What the task asks → Assemble all lines in which the string "panel" appears.

Task data →
________________________
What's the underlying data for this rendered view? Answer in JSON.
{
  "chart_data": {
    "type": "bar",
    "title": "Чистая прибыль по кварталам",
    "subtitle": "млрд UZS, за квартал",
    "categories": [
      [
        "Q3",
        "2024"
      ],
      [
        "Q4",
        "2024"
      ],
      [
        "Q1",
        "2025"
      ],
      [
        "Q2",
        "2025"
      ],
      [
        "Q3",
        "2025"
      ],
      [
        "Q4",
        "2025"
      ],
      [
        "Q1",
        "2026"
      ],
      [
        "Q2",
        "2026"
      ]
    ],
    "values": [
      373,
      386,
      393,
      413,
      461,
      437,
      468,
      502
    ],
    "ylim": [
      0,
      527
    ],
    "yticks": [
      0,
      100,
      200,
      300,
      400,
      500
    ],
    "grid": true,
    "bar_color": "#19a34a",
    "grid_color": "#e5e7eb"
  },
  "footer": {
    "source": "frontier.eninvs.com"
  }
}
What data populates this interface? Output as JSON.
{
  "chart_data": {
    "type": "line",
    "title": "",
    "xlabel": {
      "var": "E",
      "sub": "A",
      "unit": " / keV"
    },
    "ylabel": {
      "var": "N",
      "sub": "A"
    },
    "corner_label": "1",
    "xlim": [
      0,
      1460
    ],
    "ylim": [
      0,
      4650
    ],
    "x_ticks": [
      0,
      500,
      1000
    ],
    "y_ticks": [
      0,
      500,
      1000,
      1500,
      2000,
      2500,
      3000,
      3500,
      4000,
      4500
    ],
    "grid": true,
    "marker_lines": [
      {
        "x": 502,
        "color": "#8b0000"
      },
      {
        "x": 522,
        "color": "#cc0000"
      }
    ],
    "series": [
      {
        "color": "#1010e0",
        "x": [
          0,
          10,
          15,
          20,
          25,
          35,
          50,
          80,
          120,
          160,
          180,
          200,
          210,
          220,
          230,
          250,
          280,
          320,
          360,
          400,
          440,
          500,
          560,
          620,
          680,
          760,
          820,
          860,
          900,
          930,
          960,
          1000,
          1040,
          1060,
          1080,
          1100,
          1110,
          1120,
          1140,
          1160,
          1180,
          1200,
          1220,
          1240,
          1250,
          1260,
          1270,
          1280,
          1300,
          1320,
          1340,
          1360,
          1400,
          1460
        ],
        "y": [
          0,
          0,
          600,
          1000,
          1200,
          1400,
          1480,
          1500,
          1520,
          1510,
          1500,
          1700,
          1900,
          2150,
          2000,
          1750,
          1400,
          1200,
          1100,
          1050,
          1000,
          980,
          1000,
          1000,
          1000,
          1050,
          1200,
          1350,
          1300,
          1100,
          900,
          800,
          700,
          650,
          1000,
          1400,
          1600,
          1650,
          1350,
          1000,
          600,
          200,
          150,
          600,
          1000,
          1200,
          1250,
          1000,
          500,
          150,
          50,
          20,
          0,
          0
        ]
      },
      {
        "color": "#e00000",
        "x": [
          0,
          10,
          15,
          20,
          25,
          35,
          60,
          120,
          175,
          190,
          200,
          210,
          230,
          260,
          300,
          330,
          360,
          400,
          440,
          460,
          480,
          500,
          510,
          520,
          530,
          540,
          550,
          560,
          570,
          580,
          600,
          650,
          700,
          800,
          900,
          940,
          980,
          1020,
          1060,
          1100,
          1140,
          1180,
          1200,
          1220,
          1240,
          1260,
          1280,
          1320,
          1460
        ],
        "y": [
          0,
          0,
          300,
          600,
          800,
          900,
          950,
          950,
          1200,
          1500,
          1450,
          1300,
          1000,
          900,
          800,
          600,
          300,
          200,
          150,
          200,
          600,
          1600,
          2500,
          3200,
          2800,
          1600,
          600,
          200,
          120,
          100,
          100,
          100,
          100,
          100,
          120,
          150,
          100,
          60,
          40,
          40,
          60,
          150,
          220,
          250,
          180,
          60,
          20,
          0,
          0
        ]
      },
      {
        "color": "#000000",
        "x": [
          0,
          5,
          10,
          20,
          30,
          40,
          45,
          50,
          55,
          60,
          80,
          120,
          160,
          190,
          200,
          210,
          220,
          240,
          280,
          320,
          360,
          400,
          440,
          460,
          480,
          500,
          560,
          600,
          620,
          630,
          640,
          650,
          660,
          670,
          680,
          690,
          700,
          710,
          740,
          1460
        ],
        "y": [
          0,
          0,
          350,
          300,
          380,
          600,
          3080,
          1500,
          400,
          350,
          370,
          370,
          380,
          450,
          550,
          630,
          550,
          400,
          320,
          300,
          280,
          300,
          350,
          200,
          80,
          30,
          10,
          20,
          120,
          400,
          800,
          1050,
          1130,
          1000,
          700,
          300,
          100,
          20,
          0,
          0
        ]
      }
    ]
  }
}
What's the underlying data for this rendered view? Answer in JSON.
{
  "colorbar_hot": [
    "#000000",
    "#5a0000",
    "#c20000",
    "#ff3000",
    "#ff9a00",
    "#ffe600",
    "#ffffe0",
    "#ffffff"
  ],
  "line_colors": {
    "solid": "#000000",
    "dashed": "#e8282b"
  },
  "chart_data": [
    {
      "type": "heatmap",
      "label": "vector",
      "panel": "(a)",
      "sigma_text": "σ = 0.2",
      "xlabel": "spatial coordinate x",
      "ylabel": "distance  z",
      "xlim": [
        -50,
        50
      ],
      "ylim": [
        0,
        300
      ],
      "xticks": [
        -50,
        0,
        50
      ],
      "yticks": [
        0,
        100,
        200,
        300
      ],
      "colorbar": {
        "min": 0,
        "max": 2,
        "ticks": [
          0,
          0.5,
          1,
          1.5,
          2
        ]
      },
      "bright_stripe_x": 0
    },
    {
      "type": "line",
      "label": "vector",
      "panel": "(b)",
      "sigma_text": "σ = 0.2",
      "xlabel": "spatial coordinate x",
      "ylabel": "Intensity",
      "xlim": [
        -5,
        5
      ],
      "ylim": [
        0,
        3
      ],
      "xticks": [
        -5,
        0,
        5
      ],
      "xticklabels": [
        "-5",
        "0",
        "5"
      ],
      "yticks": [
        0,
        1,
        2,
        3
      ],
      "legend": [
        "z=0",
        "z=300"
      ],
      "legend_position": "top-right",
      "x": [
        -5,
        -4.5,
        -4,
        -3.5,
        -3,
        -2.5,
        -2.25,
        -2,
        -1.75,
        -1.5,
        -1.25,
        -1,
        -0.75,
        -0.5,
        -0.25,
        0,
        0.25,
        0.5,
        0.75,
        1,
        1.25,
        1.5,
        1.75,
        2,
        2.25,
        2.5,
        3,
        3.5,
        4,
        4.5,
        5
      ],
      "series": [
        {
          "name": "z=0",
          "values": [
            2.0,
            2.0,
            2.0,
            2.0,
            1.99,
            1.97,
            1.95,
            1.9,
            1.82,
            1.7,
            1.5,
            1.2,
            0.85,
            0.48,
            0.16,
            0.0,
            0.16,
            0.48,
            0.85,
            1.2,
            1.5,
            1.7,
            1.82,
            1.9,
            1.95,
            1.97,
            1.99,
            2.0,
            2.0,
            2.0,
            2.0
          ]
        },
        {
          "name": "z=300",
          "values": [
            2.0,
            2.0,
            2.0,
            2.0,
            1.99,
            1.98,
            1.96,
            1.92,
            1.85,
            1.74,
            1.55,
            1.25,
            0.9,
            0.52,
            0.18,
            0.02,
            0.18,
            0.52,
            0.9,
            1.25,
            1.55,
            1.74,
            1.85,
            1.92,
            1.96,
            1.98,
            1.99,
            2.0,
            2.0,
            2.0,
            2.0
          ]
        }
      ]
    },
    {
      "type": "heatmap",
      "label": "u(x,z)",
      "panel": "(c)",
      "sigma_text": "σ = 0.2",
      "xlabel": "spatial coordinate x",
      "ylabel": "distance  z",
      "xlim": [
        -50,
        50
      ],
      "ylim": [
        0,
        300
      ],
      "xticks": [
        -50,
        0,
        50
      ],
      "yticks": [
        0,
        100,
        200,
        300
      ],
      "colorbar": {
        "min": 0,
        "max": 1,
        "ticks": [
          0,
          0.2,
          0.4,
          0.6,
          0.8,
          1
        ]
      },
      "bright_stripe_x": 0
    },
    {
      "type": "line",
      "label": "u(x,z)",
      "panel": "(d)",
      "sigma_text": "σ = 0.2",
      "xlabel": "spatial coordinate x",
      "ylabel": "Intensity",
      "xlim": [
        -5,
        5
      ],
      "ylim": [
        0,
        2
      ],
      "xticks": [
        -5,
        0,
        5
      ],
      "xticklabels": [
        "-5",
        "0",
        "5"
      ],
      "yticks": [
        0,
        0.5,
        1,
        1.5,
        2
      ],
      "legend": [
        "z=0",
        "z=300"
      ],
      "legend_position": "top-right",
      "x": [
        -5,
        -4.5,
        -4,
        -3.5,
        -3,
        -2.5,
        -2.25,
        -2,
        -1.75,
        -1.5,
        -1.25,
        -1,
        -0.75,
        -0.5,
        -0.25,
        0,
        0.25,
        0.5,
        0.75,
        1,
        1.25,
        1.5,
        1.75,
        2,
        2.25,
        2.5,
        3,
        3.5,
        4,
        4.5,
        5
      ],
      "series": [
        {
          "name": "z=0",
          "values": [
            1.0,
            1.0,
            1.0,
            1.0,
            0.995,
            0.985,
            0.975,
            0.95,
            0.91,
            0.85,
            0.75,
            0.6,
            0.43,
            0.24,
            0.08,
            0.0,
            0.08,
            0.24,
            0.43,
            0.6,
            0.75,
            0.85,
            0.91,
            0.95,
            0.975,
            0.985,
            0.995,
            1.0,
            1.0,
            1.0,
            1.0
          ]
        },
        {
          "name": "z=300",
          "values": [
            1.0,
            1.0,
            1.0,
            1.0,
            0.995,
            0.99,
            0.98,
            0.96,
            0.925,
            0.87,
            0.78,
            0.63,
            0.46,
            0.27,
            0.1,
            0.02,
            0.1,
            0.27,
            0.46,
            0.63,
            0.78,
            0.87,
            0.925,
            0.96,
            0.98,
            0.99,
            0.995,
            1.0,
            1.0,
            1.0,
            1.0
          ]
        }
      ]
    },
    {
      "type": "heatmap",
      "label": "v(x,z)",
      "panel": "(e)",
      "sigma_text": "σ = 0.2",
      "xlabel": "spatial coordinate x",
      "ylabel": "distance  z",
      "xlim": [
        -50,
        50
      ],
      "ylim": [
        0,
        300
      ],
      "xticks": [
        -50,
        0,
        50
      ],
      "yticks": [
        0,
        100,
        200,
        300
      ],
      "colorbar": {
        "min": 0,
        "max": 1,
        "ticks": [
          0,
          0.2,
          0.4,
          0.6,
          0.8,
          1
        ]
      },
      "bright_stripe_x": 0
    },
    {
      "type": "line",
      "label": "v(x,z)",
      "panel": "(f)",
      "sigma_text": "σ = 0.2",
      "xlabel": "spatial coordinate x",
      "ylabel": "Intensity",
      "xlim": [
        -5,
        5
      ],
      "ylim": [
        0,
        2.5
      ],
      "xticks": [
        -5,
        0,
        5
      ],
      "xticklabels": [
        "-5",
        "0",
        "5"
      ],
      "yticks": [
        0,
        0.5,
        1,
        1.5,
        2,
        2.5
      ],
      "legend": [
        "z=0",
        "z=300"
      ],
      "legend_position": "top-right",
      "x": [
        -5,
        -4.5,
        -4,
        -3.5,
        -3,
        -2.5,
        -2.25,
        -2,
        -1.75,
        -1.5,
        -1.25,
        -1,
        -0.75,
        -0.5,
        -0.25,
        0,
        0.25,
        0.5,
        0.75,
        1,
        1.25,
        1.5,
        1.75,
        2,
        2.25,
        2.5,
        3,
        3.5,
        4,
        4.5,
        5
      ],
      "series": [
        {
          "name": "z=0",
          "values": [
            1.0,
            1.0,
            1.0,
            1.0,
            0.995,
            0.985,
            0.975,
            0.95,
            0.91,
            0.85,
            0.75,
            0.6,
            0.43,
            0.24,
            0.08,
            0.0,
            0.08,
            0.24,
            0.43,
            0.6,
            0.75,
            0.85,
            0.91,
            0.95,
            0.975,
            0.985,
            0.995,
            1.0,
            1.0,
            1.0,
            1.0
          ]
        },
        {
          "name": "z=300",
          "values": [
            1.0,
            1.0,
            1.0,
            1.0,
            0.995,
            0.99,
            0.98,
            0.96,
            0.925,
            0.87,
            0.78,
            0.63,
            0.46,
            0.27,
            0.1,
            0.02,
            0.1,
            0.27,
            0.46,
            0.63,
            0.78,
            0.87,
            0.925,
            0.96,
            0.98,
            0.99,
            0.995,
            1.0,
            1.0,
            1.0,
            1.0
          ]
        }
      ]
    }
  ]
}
________________________
Solution →
      "panel": "(a)",
      "panel": "(b)",
      "panel": "(c)",
      "panel": "(d)",
      "panel": "(e)",
      "panel": "(f)",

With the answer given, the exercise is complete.